- Task goal
Transcribe every line of the records verbatim.
─── Dataset records
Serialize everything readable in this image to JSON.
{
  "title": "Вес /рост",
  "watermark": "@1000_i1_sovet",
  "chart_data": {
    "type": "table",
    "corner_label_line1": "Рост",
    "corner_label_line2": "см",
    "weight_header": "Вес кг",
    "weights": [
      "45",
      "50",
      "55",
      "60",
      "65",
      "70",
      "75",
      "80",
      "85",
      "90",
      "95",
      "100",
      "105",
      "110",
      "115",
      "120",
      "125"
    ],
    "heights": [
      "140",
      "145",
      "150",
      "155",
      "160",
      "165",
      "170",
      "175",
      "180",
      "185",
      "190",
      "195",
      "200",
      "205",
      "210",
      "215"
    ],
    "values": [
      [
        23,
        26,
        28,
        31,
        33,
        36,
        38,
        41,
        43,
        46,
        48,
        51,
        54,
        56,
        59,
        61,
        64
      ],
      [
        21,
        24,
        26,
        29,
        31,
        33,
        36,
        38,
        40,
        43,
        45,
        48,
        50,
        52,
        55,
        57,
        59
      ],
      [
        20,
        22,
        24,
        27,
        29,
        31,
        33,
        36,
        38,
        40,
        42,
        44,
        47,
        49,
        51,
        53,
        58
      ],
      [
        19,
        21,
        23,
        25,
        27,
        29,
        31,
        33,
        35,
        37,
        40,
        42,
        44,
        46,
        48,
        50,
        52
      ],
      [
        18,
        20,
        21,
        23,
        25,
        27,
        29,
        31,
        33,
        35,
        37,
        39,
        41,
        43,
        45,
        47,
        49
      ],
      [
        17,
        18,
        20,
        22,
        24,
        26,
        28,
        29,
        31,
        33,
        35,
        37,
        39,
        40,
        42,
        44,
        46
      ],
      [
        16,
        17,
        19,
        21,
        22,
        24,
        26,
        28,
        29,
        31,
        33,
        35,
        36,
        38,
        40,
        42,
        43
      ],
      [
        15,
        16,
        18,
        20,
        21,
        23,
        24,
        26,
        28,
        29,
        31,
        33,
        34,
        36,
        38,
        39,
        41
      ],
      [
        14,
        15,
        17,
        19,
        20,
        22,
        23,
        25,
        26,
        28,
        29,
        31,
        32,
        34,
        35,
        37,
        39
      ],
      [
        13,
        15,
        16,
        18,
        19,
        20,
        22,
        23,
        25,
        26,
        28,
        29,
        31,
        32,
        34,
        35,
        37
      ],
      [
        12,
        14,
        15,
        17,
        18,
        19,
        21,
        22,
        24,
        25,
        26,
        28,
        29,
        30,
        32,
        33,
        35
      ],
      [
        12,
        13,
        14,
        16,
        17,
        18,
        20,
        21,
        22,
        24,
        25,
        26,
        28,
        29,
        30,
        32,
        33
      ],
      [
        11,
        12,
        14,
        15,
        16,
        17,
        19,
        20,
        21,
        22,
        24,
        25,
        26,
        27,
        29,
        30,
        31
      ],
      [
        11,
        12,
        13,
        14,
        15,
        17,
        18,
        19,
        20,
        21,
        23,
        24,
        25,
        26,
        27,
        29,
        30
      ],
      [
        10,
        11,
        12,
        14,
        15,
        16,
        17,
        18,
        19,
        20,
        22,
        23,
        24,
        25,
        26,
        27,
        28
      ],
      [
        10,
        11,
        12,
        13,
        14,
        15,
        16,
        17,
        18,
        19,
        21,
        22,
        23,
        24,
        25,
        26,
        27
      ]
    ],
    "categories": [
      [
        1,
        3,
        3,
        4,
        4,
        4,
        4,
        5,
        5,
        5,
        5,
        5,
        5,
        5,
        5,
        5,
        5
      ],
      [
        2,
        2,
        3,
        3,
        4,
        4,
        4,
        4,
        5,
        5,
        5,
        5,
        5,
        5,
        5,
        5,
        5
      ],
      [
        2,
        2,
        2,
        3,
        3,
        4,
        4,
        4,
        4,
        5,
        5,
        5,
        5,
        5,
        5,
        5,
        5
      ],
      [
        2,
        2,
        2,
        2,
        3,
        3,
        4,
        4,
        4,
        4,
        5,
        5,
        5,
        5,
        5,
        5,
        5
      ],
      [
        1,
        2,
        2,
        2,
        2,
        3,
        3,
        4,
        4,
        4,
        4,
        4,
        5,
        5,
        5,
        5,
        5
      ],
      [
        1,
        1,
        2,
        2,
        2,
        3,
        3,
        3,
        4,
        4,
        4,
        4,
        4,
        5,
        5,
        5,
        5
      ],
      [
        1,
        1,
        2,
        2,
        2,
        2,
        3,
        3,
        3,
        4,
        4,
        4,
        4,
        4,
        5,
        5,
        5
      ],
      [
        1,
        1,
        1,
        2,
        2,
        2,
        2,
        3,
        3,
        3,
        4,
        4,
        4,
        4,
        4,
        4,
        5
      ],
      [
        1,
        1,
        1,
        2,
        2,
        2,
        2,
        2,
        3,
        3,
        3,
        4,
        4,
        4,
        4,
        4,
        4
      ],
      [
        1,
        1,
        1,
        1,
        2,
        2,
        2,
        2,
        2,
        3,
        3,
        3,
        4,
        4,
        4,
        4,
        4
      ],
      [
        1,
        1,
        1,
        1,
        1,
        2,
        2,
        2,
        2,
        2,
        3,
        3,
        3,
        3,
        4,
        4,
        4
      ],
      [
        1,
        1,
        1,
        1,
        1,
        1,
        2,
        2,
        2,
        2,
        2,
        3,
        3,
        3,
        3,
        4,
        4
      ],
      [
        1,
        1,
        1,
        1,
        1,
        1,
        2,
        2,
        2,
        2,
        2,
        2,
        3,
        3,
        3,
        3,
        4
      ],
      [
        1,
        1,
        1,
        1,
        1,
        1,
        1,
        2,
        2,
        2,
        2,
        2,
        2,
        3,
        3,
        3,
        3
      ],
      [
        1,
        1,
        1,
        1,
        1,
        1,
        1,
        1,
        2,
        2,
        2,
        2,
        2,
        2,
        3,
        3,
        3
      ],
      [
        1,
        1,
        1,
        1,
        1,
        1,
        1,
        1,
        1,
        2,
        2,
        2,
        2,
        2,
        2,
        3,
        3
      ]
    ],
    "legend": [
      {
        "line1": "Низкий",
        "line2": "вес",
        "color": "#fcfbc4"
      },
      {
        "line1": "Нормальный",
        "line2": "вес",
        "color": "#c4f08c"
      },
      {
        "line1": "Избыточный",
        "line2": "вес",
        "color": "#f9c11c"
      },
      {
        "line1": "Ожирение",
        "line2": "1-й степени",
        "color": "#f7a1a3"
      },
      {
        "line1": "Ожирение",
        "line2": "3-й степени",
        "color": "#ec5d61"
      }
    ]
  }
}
──────
- Complete output
Serialize everything readable in this image to JSON.
{
  "title": "Вес /рост",
  "watermark": "@1000_i1_sovet",
  "chart_data": {
    "type": "table",
    "corner_label_line1": "Рост",
    "corner_label_line2": "см",
    "weight_header": "Вес кг",
    "weights": [
      "45",
      "50",
      "55",
      "60",
      "65",
      "70",
      "75",
      "80",
      "85",
      "90",
      "95",
      "100",
      "105",
      "110",
      "115",
      "120",
      "125"
    ],
    "heights": [
      "140",
      "145",
      "150",
      "155",
      "160",
      "165",
      "170",
      "175",
      "180",
      "185",
      "190",
      "195",
      "200",
      "205",
      "210",
      "215"
    ],
    "values": [
      [
        23,
        26,
        28,
        31,
        33,
        36,
        38,
        41,
        43,
        46,
        48,
        51,
        54,
        56,
        59,
        61,
        64
      ],
      [
        21,
        24,
        26,
        29,
        31,
        33,
        36,
        38,
        40,
        43,
        45,
        48,
        50,
        52,
        55,
        57,
        59
      ],
      [
        20,
        22,
        24,
        27,
        29,
        31,
        33,
        36,
        38,
        40,
        42,
        44,
        47,
        49,
        51,
        53,
        58
      ],
      [
        19,
        21,
        23,
        25,
        27,
        29,
        31,
        33,
        35,
        37,
        40,
        42,
        44,
        46,
        48,
        50,
        52
      ],
      [
        18,
        20,
        21,
        23,
        25,
        27,
        29,
        31,
        33,
        35,
        37,
        39,
        41,
        43,
        45,
        47,
        49
      ],
      [
        17,
        18,
        20,
        22,
        24,
        26,
        28,
        29,
        31,
        33,
        35,
        37,
        39,
        40,
        42,
        44,
        46
      ],
      [
        16,
        17,
        19,
        21,
        22,
        24,
        26,
        28,
        29,
        31,
        33,
        35,
        36,
        38,
        40,
        42,
        43
      ],
      [
        15,
        16,
        18,
        20,
        21,
        23,
        24,
        26,
        28,
        29,
        31,
        33,
        34,
        36,
        38,
        39,
        41
      ],
      [
        14,
        15,
        17,
        19,
        20,
        22,
        23,
        25,
        26,
        28,
        29,
        31,
        32,
        34,
        35,
        37,
        39
      ],
      [
        13,
        15,
        16,
        18,
        19,
        20,
        22,
        23,
        25,
        26,
        28,
        29,
        31,
        32,
        34,
        35,
        37
      ],
      [
        12,
        14,
        15,
        17,
        18,
        19,
        21,
        22,
        24,
        25,
        26,
        28,
        29,
        30,
        32,
        33,
        35
      ],
      [
        12,
        13,
        14,
        16,
        17,
        18,
        20,
        21,
        22,
        24,
        25,
        26,
        28,
        29,
        30,
        32,
        33
      ],
      [
        11,
        12,
        14,
        15,
        16,
        17,
        19,
        20,
        21,
        22,
        24,
        25,
        26,
        27,
        29,
        30,
        31
      ],
      [
        11,
        12,
        13,
        14,
        15,
        17,
        18,
        19,
        20,
        21,
        23,
        24,
        25,
        26,
        27,
        29,
        30
      ],
      [
        10,
        11,
        12,
        14,
        15,
        16,
        17,
        18,
        19,
        20,
        22,
        23,
        24,
        25,
        26,
        27,
        28
      ],
      [
        10,
        11,
        12,
        13,
        14,
        15,
        16,
        17,
        18,
        19,
        21,
        22,
        23,
        24,
        25,
        26,
        27
      ]
    ],
    "categories": [
      [
        1,
        3,
        3,
        4,
        4,
        4,
        4,
        5,
        5,
        5,
        5,
        5,
        5,
        5,
        5,
        5,
        5
      ],
      [
        2,
        2,
        3,
        3,
        4,
        4,
        4,
        4,
        5,
        5,
        5,
        5,
        5,
        5,
        5,
        5,
        5
      ],
      [
        2,
        2,
        2,
        3,
        3,
        4,
        4,
        4,
        4,
        5,
        5,
        5,
        5,
        5,
        5,
        5,
        5
      ],
      [
        2,
        2,
        2,
        2,
        3,
        3,
        4,
        4,
        4,
        4,
        5,
        5,
        5,
        5,
        5,
        5,
        5
      ],
      [
        1,
        2,
        2,
        2,
        2,
        3,
        3,
        4,
        4,
        4,
        4,
        4,
        5,
        5,
        5,
        5,
        5
      ],
      [
        1,
        1,
        2,
        2,
        2,
        3,
        3,
        3,
        4,
        4,
        4,
        4,
        4,
        5,
        5,
        5,
        5
      ],
      [
        1,
        1,
        2,
        2,
        2,
        2,
        3,
        3,
        3,
        4,
        4,
        4,
        4,
        4,
        5,
        5,
        5
      ],
      [
        1,
        1,
        1,
        2,
        2,
        2,
        2,
        3,
        3,
        3,
        4,
        4,
        4,
        4,
        4,
        4,
        5
      ],
      [
        1,
        1,
        1,
        2,
        2,
        2,
        2,
        2,
        3,
        3,
        3,
        4,
        4,
        4,
        4,
        4,
        4
      ],
      [
        1,
        1,
        1,
        1,
        2,
        2,
        2,
        2,
        2,
        3,
        3,
        3,
        4,
        4,
        4,
        4,
        4
      ],
      [
        1,
        1,
        1,
        1,
        1,
        2,
        2,
        2,
        2,
        2,
        3,
        3,
        3,
        3,
        4,
        4,
        4
      ],
      [
        1,
        1,
        1,
        1,
        1,
        1,
        2,
        2,
        2,
        2,
        2,
        3,
        3,
        3,
        3,
        4,
        4
      ],
      [
        1,
        1,
        1,
        1,
        1,
        1,
        2,
        2,
        2,
        2,
        2,
        2,
        3,
        3,
        3,
        3,
        4
      ],
      [
        1,
        1,
        1,
        1,
        1,
        1,
        1,
        2,
        2,
        2,
        2,
        2,
        2,
        3,
        3,
        3,
        3
      ],
      [
        1,
        1,
        1,
        1,
        1,
        1,
        1,
        1,
        2,
        2,
        2,
        2,
        2,
        2,
        3,
        3,
        3
      ],
      [
        1,
        1,
        1,
        1,
        1,
        1,
        1,
        1,
        1,
        2,
        2,
        2,
        2,
        2,
        2,
        3,
        3
      ]
    ],
    "legend": [
      {
        "line1": "Низкий",
        "line2": "вес",
        "color": "#fcfbc4"
      },
      {
        "line1": "Нормальный",
        "line2": "вес",
        "color": "#c4f08c"
      },
      {
        "line1": "Избыточный",
        "line2": "вес",
        "color": "#f9c11c"
      },
      {
        "line1": "Ожирение",
        "line2": "1-й степени",
        "color": "#f7a1a3"
      },
      {
        "line1": "Ожирение",
        "line2": "3-й степени",
        "color": "#ec5d61"
      }
    ]
  }
}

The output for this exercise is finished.